══ DATA ══

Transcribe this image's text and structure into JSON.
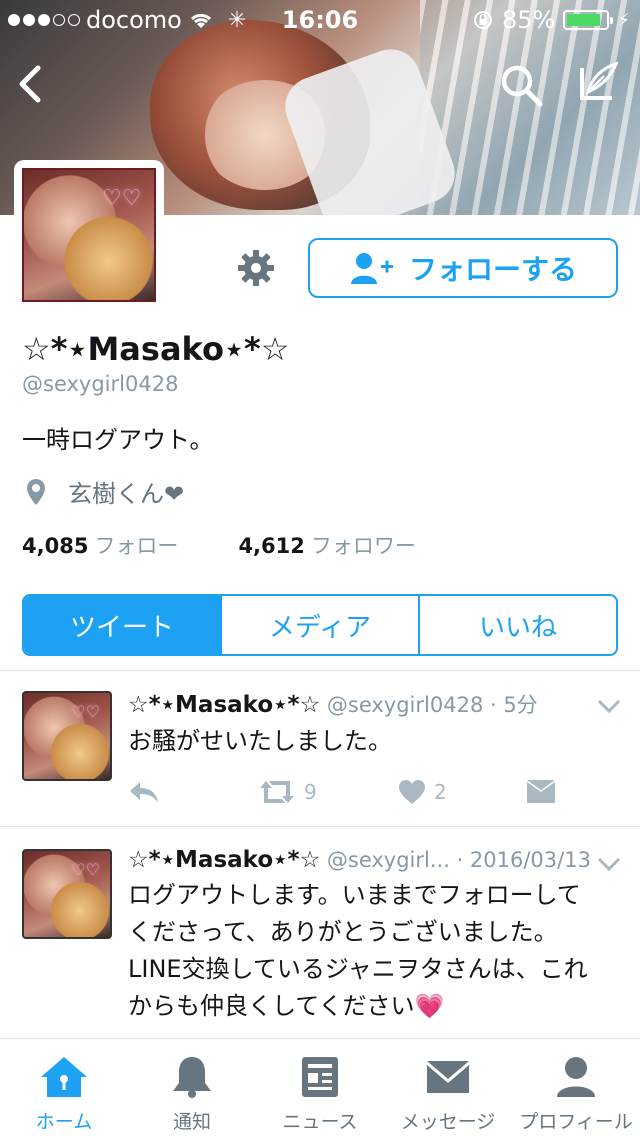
{
  "status_bar": {
    "carrier": "docomo",
    "time": "16:06",
    "battery_percent": "85%",
    "battery_level": 0.85,
    "signal_bars_filled": 3,
    "signal_bars_total": 5
  },
  "profile": {
    "name": "☆*⋆Masako⋆*☆",
    "handle": "@sexygirl0428",
    "bio": "一時ログアウト。",
    "location": "玄樹くん❤",
    "avatar_hearts": "♡♡",
    "following_count": "4,085",
    "following_label": "フォロー",
    "followers_count": "4,612",
    "followers_label": "フォロワー",
    "follow_button": "フォローする"
  },
  "profile_tabs": [
    {
      "label": "ツイート",
      "active": true
    },
    {
      "label": "メディア",
      "active": false
    },
    {
      "label": "いいね",
      "active": false
    }
  ],
  "tweets": [
    {
      "name": "☆*⋆Masako⋆*☆",
      "handle_time": "@sexygirl0428 · 5分",
      "text": "お騒がせいたしました。",
      "retweets": "9",
      "likes": "2"
    },
    {
      "name": "☆*⋆Masako⋆*☆",
      "handle_time": "@sexygirl... · 2016/03/13",
      "text": "ログアウトします。いままでフォローしてくださって、ありがとうございました。LINE交換しているジャニヲタさんは、これからも仲良くしてください💗",
      "retweets": "",
      "likes": ""
    }
  ],
  "tab_bar": [
    {
      "label": "ホーム",
      "icon": "home-icon",
      "active": true
    },
    {
      "label": "通知",
      "icon": "bell-icon",
      "active": false
    },
    {
      "label": "ニュース",
      "icon": "news-icon",
      "active": false
    },
    {
      "label": "メッセージ",
      "icon": "envelope-icon",
      "active": false
    },
    {
      "label": "プロフィール",
      "icon": "person-icon",
      "active": false
    }
  ],
  "colors": {
    "accent": "#1da1f2",
    "battery": "#4cd964",
    "muted": "#8899a6"
  }
}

═══

**YOUR OBJECTIVE:** Reproduce the full material exactly, excluding the pictures.

**COMPLETE ANSWER:**
Transcribe this image's text and structure into JSON.
{
  "status_bar": {
    "carrier": "docomo",
    "time": "16:06",
    "battery_percent": "85%",
    "battery_level": 0.85,
    "signal_bars_filled": 3,
    "signal_bars_total": 5
  },
  "profile": {
    "name": "☆*⋆Masako⋆*☆",
    "handle": "@sexygirl0428",
    "bio": "一時ログアウト。",
    "location": "玄樹くん❤",
    "avatar_hearts": "♡♡",
    "following_count": "4,085",
    "following_label": "フォロー",
    "followers_count": "4,612",
    "followers_label": "フォロワー",
    "follow_button": "フォローする"
  },
  "profile_tabs": [
    {
      "label": "ツイート",
      "active": true
    },
    {
      "label": "メディア",
      "active": false
    },
    {
      "label": "いいね",
      "active": false
    }
  ],
  "tweets": [
    {
      "name": "☆*⋆Masako⋆*☆",
      "handle_time": "@sexygirl0428 · 5分",
      "text": "お騒がせいたしました。",
      "retweets": "9",
      "likes": "2"
    },
    {
      "name": "☆*⋆Masako⋆*☆",
      "handle_time": "@sexygirl... · 2016/03/13",
      "text": "ログアウトします。いままでフォローしてくださって、ありがとうございました。LINE交換しているジャニヲタさんは、これからも仲良くしてください💗",
      "retweets": "",
      "likes": ""
    }
  ],
  "tab_bar": [
    {
      "label": "ホーム",
      "icon": "home-icon",
      "active": true
    },
    {
      "label": "通知",
      "icon": "bell-icon",
      "active": false
    },
    {
      "label": "ニュース",
      "icon": "news-icon",
      "active": false
    },
    {
      "label": "メッセージ",
      "icon": "envelope-icon",
      "active": false
    },
    {
      "label": "プロフィール",
      "icon": "person-icon",
      "active": false
    }
  ],
  "colors": {
    "accent": "#1da1f2",
    "battery": "#4cd964",
    "muted": "#8899a6"
  }
}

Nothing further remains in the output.